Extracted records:
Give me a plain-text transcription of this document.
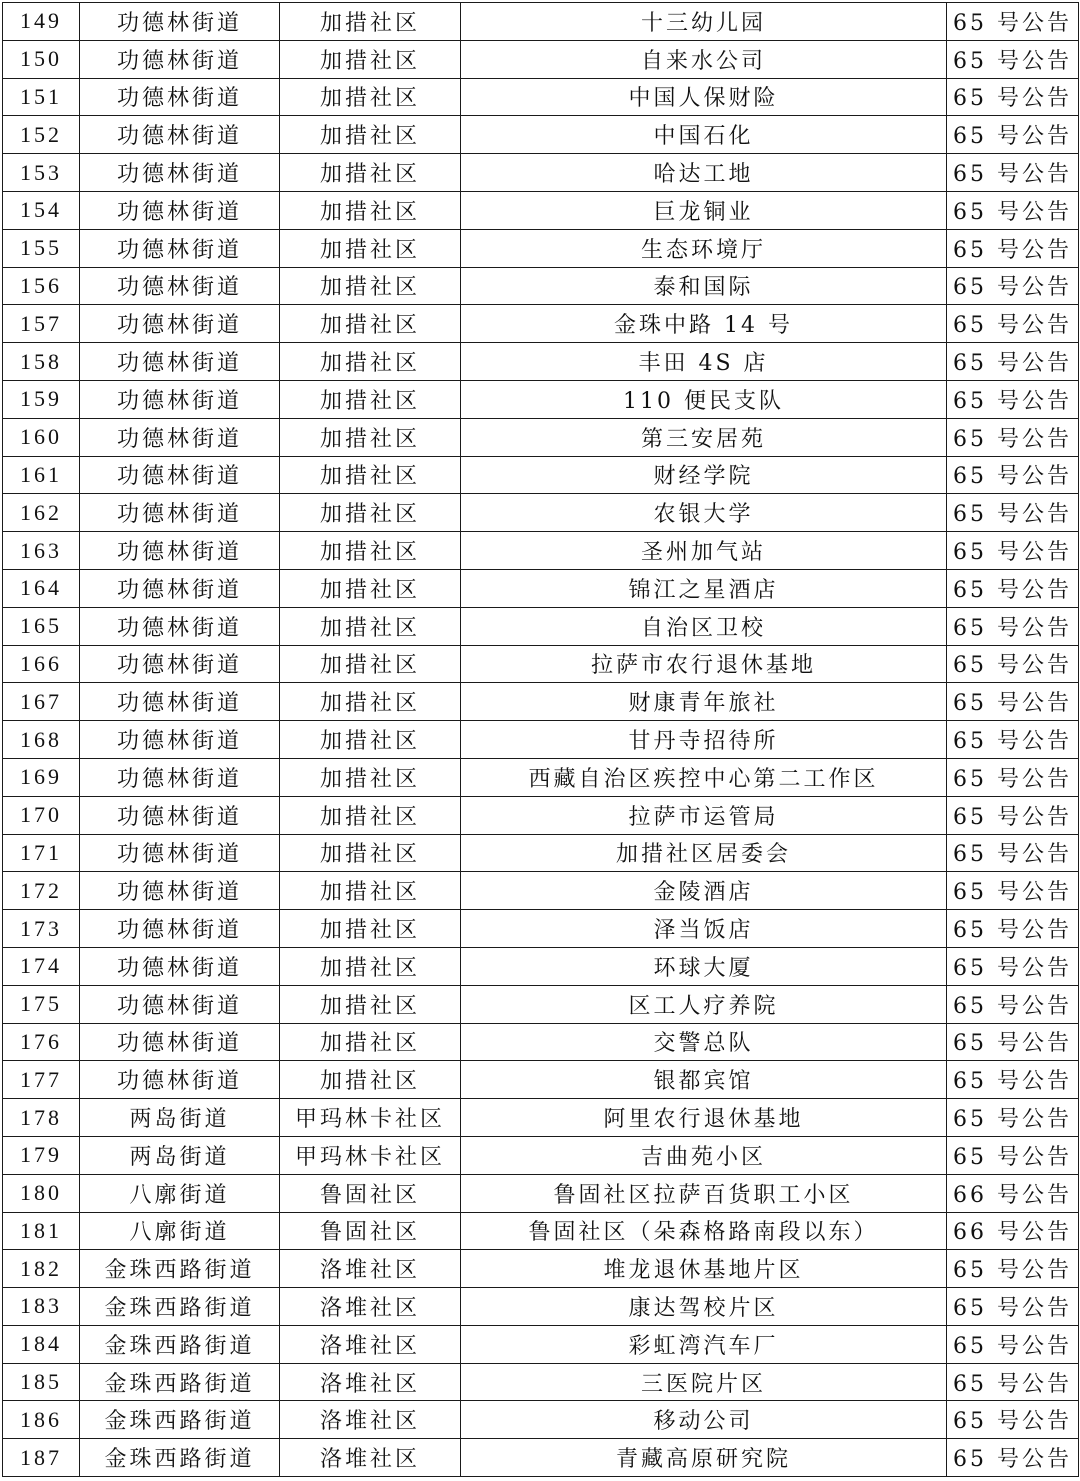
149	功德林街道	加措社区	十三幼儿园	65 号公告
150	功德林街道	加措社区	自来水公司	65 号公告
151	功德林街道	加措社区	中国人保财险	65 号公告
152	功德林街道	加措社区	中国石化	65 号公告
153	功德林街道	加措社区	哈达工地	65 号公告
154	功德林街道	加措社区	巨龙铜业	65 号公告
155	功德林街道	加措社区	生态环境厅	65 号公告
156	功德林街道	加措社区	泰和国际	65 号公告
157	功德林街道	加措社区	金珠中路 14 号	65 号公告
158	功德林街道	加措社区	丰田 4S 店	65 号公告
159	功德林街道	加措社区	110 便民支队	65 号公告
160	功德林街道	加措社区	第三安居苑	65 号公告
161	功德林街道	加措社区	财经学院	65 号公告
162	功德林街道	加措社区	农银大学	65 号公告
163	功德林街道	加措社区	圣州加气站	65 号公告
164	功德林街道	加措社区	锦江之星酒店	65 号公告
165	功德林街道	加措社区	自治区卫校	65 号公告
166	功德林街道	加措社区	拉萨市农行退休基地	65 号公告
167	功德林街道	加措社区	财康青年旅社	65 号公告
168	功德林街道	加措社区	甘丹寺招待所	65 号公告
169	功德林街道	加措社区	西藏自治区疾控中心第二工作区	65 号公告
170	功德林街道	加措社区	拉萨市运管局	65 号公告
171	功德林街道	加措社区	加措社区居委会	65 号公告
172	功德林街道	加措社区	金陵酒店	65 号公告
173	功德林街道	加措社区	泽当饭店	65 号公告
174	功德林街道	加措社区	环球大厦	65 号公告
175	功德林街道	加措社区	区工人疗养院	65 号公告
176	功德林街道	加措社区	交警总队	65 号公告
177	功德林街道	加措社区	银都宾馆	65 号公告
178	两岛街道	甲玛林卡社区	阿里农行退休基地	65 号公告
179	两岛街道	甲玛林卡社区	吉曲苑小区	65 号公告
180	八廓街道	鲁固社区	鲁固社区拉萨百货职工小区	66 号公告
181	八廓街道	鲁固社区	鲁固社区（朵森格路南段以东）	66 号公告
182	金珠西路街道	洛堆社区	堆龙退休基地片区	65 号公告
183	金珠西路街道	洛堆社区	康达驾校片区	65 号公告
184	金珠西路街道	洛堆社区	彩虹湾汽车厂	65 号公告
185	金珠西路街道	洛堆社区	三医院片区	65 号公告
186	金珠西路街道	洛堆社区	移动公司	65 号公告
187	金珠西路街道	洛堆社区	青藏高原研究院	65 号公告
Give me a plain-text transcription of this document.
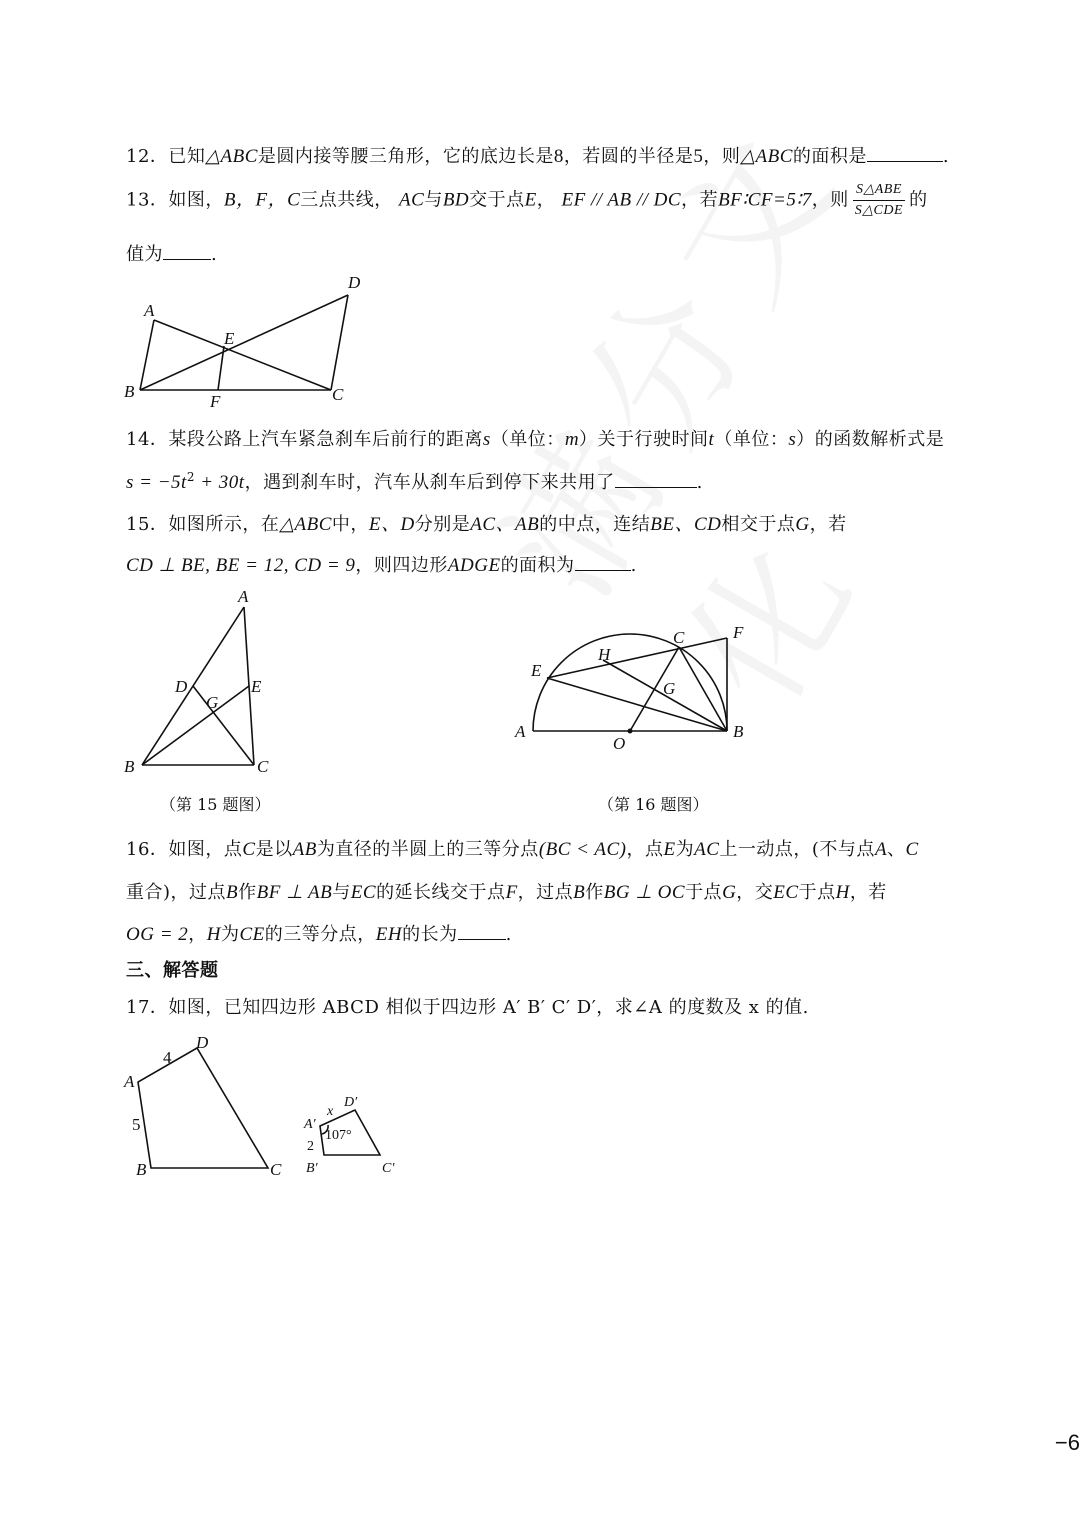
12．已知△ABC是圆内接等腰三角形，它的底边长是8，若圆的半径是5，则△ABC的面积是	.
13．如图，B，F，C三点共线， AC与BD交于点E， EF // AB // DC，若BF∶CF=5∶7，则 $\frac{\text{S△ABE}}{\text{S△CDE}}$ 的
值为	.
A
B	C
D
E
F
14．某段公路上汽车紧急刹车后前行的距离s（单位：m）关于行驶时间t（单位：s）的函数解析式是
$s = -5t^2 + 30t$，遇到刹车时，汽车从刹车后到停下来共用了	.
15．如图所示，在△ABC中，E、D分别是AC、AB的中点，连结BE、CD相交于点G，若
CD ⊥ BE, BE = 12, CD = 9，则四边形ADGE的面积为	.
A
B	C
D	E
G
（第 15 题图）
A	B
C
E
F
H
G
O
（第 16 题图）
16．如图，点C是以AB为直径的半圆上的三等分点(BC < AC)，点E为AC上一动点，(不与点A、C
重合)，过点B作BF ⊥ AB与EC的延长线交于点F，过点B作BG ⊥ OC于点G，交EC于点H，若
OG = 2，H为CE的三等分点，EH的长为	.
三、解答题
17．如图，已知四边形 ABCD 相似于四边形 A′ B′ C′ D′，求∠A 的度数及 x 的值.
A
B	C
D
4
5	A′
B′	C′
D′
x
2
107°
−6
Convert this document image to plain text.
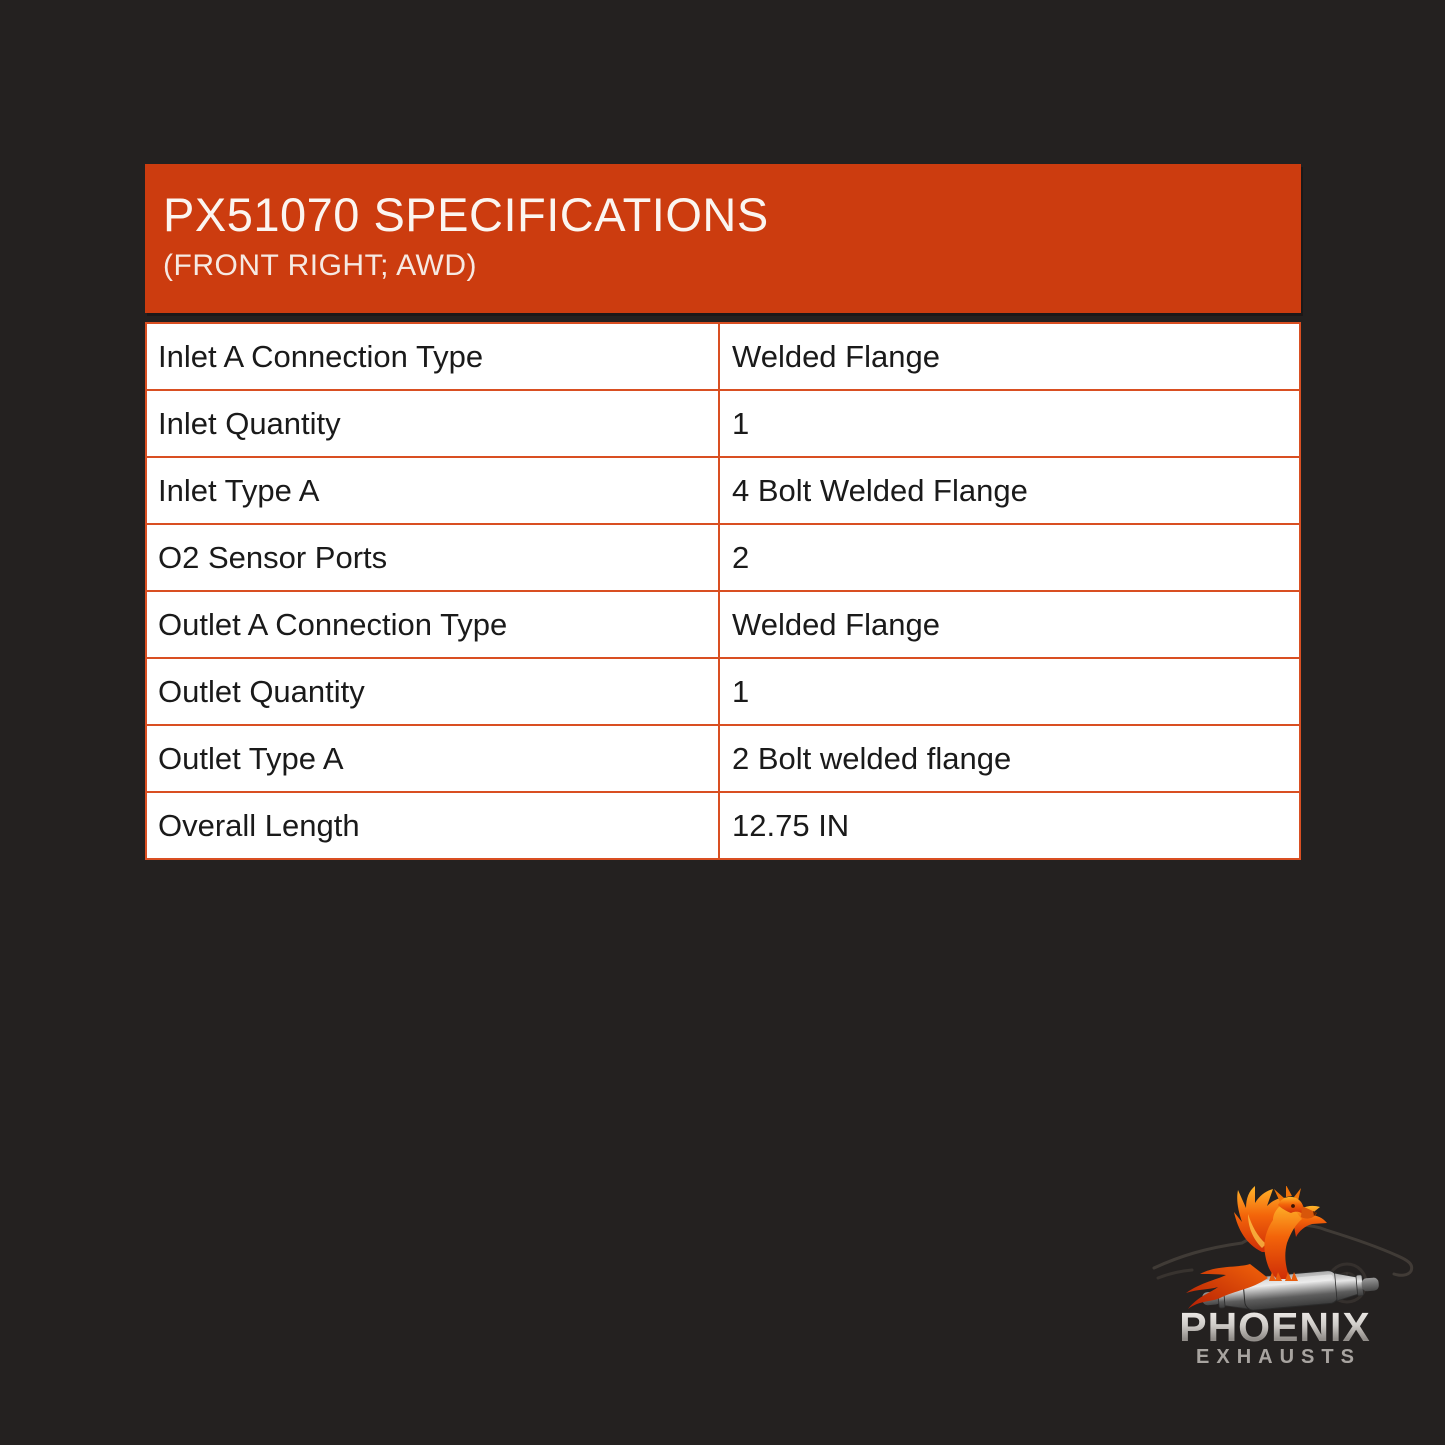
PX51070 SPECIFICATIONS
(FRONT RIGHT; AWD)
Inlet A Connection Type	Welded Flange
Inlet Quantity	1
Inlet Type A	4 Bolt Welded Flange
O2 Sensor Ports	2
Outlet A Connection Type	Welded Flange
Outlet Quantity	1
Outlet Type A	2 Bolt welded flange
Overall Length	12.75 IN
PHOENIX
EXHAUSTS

Required work: Exactly as written, set down the lines from the line holding "Convert this document image to plain text." to the last line of the data, both ends included, pictures excluded.

Output of the exercise:
Convert this document image to plain text.
PX51070 SPECIFICATIONS
(FRONT RIGHT; AWD)
Inlet A Connection Type	Welded Flange
Inlet Quantity	1
Inlet Type A	4 Bolt Welded Flange
O2 Sensor Ports	2
Outlet A Connection Type	Welded Flange
Outlet Quantity	1
Outlet Type A	2 Bolt welded flange
Overall Length	12.75 IN
PHOENIX
EXHAUSTS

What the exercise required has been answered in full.